Requirements: What is needed is the run of lines from the one with "What's the underlying" through the close of the data, set down exactly.

──────── Listing

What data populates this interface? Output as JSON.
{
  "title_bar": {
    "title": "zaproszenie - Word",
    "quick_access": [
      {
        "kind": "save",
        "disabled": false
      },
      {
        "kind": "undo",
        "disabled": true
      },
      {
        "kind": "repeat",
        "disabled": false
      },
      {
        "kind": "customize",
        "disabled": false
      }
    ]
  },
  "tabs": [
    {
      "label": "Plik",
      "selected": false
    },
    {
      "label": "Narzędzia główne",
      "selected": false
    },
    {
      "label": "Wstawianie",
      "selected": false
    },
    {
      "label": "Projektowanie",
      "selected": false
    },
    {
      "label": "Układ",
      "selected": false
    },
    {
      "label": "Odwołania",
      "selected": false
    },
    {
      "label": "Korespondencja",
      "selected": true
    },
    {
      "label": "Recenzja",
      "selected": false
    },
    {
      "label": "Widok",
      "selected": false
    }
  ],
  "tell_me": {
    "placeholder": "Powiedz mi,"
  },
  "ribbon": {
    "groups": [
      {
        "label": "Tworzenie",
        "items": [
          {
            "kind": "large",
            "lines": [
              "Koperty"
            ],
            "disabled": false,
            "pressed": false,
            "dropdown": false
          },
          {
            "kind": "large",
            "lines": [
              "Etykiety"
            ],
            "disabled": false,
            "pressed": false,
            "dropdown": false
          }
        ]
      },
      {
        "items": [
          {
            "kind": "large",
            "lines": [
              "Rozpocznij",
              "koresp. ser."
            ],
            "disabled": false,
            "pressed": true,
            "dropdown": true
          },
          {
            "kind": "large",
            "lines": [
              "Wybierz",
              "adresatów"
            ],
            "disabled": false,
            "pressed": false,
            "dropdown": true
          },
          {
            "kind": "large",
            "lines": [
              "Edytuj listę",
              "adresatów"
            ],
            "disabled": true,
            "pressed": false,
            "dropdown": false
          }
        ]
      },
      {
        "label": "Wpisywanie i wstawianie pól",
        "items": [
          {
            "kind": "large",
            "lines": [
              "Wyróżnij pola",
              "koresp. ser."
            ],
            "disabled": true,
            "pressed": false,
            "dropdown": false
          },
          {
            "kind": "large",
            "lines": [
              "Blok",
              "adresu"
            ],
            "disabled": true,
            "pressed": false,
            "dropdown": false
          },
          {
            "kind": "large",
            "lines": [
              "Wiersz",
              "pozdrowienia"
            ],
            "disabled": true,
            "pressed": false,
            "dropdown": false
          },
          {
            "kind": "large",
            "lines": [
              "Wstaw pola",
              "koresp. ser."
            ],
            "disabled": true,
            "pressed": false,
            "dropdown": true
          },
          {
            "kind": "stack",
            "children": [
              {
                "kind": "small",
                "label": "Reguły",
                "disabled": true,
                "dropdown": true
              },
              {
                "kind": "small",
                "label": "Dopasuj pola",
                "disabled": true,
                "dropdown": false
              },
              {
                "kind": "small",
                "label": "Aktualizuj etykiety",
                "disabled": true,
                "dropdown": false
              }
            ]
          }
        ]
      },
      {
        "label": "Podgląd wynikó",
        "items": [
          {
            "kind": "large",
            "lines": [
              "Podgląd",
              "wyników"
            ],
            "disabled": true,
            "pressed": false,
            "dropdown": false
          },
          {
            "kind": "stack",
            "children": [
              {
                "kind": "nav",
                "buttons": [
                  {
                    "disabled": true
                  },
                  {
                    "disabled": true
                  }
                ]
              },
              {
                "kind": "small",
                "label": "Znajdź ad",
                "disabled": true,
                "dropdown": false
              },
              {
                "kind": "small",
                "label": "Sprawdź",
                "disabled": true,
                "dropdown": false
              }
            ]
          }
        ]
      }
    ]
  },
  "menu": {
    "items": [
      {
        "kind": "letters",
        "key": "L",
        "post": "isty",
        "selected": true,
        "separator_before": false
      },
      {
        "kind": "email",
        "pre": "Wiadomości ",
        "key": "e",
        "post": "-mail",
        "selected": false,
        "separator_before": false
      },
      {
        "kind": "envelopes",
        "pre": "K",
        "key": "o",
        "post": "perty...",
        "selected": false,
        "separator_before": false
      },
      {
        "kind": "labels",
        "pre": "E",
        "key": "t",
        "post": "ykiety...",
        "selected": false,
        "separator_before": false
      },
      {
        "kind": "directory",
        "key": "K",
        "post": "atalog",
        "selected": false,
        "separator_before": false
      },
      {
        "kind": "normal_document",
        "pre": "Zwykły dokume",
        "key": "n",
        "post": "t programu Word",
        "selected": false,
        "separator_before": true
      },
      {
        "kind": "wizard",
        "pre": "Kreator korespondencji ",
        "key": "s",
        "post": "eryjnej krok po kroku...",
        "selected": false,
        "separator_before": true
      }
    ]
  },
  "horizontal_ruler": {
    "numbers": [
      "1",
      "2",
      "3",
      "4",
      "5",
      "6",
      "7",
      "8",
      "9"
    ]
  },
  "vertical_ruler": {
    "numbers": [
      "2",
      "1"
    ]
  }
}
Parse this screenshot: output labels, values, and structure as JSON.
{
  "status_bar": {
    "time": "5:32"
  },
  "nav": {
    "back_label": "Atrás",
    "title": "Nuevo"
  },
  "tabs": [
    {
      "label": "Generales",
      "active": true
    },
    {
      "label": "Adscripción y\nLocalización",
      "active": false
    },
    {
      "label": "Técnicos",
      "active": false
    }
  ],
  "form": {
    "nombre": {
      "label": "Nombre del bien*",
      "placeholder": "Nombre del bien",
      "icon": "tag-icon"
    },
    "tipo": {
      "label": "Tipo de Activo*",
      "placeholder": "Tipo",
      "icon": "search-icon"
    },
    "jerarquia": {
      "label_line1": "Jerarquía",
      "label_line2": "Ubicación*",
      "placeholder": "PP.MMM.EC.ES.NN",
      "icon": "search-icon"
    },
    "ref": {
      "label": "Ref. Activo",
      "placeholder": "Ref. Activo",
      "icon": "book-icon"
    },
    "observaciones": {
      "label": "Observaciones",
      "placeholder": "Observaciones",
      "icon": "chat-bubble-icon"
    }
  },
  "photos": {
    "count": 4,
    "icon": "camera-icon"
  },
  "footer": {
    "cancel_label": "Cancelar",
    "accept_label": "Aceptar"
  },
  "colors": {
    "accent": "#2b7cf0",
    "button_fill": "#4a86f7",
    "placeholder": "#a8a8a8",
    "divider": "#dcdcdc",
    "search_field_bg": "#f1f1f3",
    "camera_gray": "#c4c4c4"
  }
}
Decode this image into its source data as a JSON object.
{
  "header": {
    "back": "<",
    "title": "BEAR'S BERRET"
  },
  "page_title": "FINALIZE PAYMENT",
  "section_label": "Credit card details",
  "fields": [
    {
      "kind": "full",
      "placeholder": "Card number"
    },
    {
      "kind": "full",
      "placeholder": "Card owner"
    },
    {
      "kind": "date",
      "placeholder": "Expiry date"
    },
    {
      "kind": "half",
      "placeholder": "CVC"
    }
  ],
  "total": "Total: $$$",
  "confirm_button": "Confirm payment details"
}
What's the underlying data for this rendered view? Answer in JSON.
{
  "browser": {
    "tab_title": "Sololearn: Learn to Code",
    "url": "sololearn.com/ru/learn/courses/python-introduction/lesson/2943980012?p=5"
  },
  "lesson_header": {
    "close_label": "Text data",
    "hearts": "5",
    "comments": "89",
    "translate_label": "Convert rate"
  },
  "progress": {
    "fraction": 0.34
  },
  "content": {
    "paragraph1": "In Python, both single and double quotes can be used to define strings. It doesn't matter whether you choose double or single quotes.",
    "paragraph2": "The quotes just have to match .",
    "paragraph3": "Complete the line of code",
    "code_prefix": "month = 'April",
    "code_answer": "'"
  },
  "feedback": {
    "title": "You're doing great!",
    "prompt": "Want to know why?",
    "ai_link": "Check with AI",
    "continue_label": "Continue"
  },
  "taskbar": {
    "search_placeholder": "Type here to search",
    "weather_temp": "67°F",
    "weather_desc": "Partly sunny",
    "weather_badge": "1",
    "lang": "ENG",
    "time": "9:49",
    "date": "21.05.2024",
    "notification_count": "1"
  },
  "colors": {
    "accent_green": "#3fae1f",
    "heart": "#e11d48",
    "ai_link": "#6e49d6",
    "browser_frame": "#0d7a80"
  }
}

────────────────

The answer:
What's the underlying data for this rendered view? Answer in JSON.
{
  "browser": {
    "tab_title": "Sololearn: Learn to Code",
    "url": "sololearn.com/ru/learn/courses/python-introduction/lesson/2943980012?p=5"
  },
  "lesson_header": {
    "close_label": "Text data",
    "hearts": "5",
    "comments": "89",
    "translate_label": "Convert rate"
  },
  "progress": {
    "fraction": 0.34
  },
  "content": {
    "paragraph1": "In Python, both single and double quotes can be used to define strings. It doesn't matter whether you choose double or single quotes.",
    "paragraph2": "The quotes just have to match .",
    "paragraph3": "Complete the line of code",
    "code_prefix": "month = 'April",
    "code_answer": "'"
  },
  "feedback": {
    "title": "You're doing great!",
    "prompt": "Want to know why?",
    "ai_link": "Check with AI",
    "continue_label": "Continue"
  },
  "taskbar": {
    "search_placeholder": "Type here to search",
    "weather_temp": "67°F",
    "weather_desc": "Partly sunny",
    "weather_badge": "1",
    "lang": "ENG",
    "time": "9:49",
    "date": "21.05.2024",
    "notification_count": "1"
  },
  "colors": {
    "accent_green": "#3fae1f",
    "heart": "#e11d48",
    "ai_link": "#6e49d6",
    "browser_frame": "#0d7a80"
  }
}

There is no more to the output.